• **The records**:

* * * * * * * * *

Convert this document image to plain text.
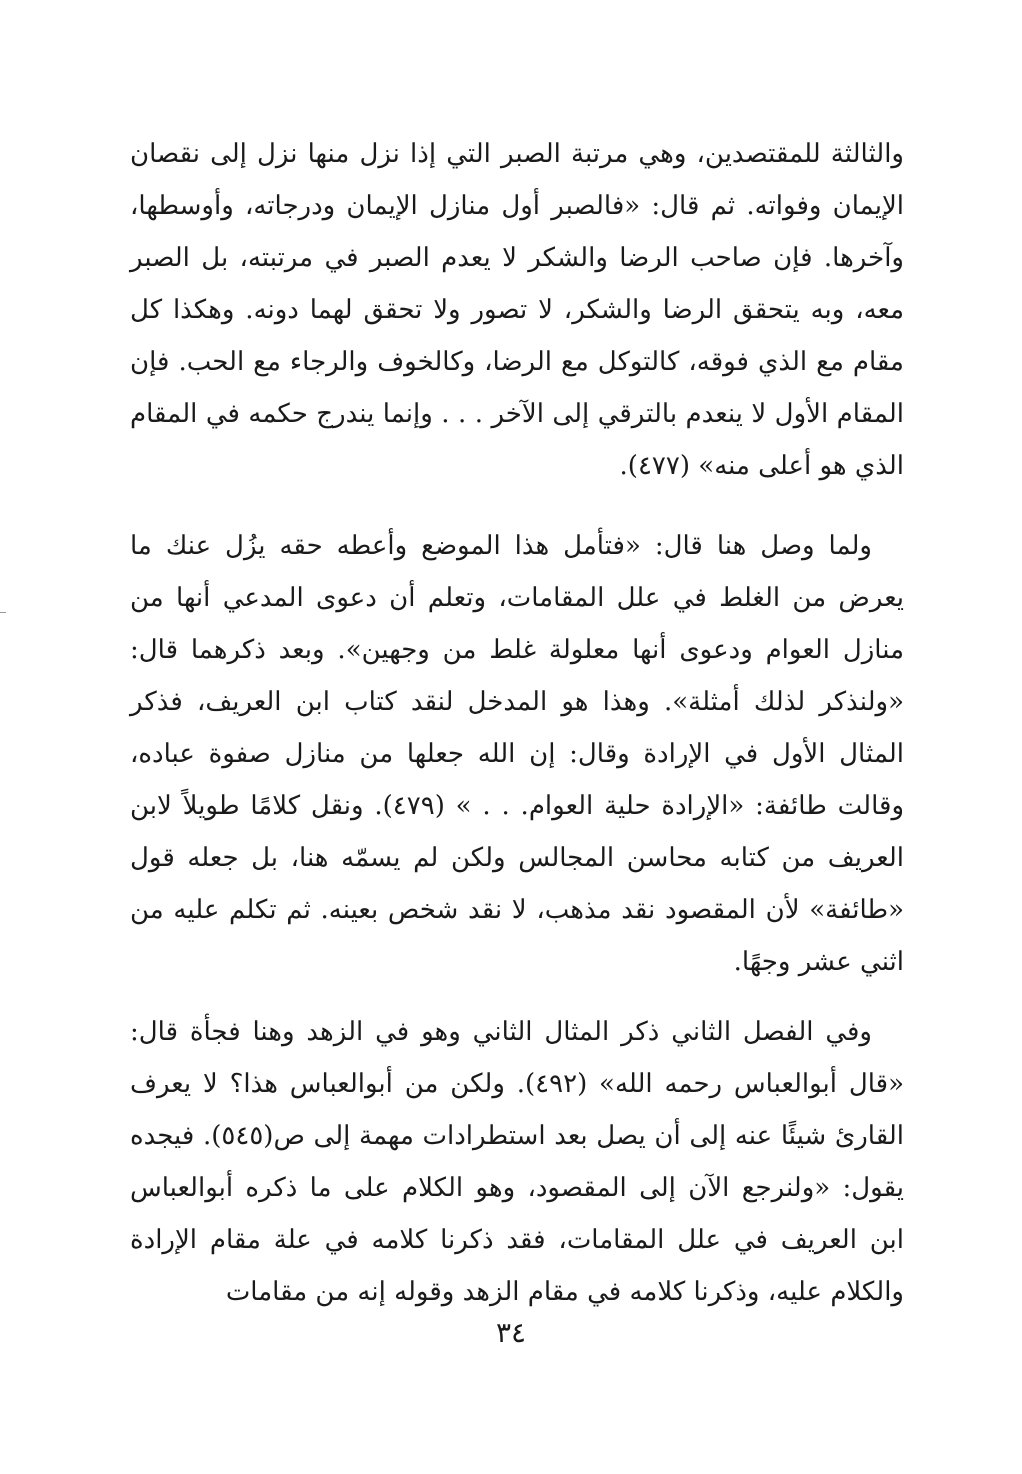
والثالثة للمقتصدين، وهي مرتبة الصبر التي إذا نزل منها نزل إلى نقصان الإيمان وفواته. ثم قال: «فالصبر أول منازل الإيمان ودرجاته، وأوسطها، وآخرها. فإن صاحب الرضا والشكر لا يعدم الصبر في مرتبته، بل الصبر معه، وبه يتحقق الرضا والشكر، لا تصور ولا تحقق لهما دونه. وهكذا كل مقام مع الذي فوقه، كالتوكل مع الرضا، وكالخوف والرجاء مع الحب. فإن المقام الأول لا ينعدم بالترقي إلى الآخر . . . وإنما يندرج حكمه في المقام الذي هو أعلى منه» (٤٧٧).

ولما وصل هنا قال: «فتأمل هذا الموضع وأعطه حقه يزُل عنك ما يعرض من الغلط في علل المقامات، وتعلم أن دعوى المدعي أنها من منازل العوام ودعوى أنها معلولة غلط من وجهين». وبعد ذكرهما قال: «ولنذكر لذلك أمثلة». وهذا هو المدخل لنقد كتاب ابن العريف، فذكر المثال الأول في الإرادة وقال: إن الله جعلها من منازل صفوة عباده، وقالت طائفة: «الإرادة حلية العوام. . . » (٤٧٩). ونقل كلامًا طويلاً لابن العريف من كتابه محاسن المجالس ولكن لم يسمّه هنا، بل جعله قول «طائفة» لأن المقصود نقد مذهب، لا نقد شخص بعينه. ثم تكلم عليه من اثني عشر وجهًا.

وفي الفصل الثاني ذكر المثال الثاني وهو في الزهد وهنا فجأة قال: «قال أبوالعباس رحمه الله» (٤٩٢). ولكن من أبوالعباس هذا؟ لا يعرف القارئ شيئًا عنه إلى أن يصل بعد استطرادات مهمة إلى ص(٥٤٥). فيجده يقول: «ولنرجع الآن إلى المقصود، وهو الكلام على ما ذكره أبوالعباس ابن العريف في علل المقامات، فقد ذكرنا كلامه في علة مقام الإرادة والكلام عليه، وذكرنا كلامه في مقام الزهد وقوله إنه من مقامات

٣٤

* * * * * * * * *

• **Goal of the exercise**:
Your copy should repeat each entry above exactly but contain no pictures.

• **Exercise response**:
Convert this document image to plain text.
والثالثة للمقتصدين، وهي مرتبة الصبر التي إذا نزل منها نزل إلى نقصان الإيمان وفواته. ثم قال: «فالصبر أول منازل الإيمان ودرجاته، وأوسطها، وآخرها. فإن صاحب الرضا والشكر لا يعدم الصبر في مرتبته، بل الصبر معه، وبه يتحقق الرضا والشكر، لا تصور ولا تحقق لهما دونه. وهكذا كل مقام مع الذي فوقه، كالتوكل مع الرضا، وكالخوف والرجاء مع الحب. فإن المقام الأول لا ينعدم بالترقي إلى الآخر . . . وإنما يندرج حكمه في المقام الذي هو أعلى منه» (٤٧٧).

ولما وصل هنا قال: «فتأمل هذا الموضع وأعطه حقه يزُل عنك ما يعرض من الغلط في علل المقامات، وتعلم أن دعوى المدعي أنها من منازل العوام ودعوى أنها معلولة غلط من وجهين». وبعد ذكرهما قال: «ولنذكر لذلك أمثلة». وهذا هو المدخل لنقد كتاب ابن العريف، فذكر المثال الأول في الإرادة وقال: إن الله جعلها من منازل صفوة عباده، وقالت طائفة: «الإرادة حلية العوام. . . » (٤٧٩). ونقل كلامًا طويلاً لابن العريف من كتابه محاسن المجالس ولكن لم يسمّه هنا، بل جعله قول «طائفة» لأن المقصود نقد مذهب، لا نقد شخص بعينه. ثم تكلم عليه من اثني عشر وجهًا.

وفي الفصل الثاني ذكر المثال الثاني وهو في الزهد وهنا فجأة قال: «قال أبوالعباس رحمه الله» (٤٩٢). ولكن من أبوالعباس هذا؟ لا يعرف القارئ شيئًا عنه إلى أن يصل بعد استطرادات مهمة إلى ص(٥٤٥). فيجده يقول: «ولنرجع الآن إلى المقصود، وهو الكلام على ما ذكره أبوالعباس ابن العريف في علل المقامات، فقد ذكرنا كلامه في علة مقام الإرادة والكلام عليه، وذكرنا كلامه في مقام الزهد وقوله إنه من مقامات

٣٤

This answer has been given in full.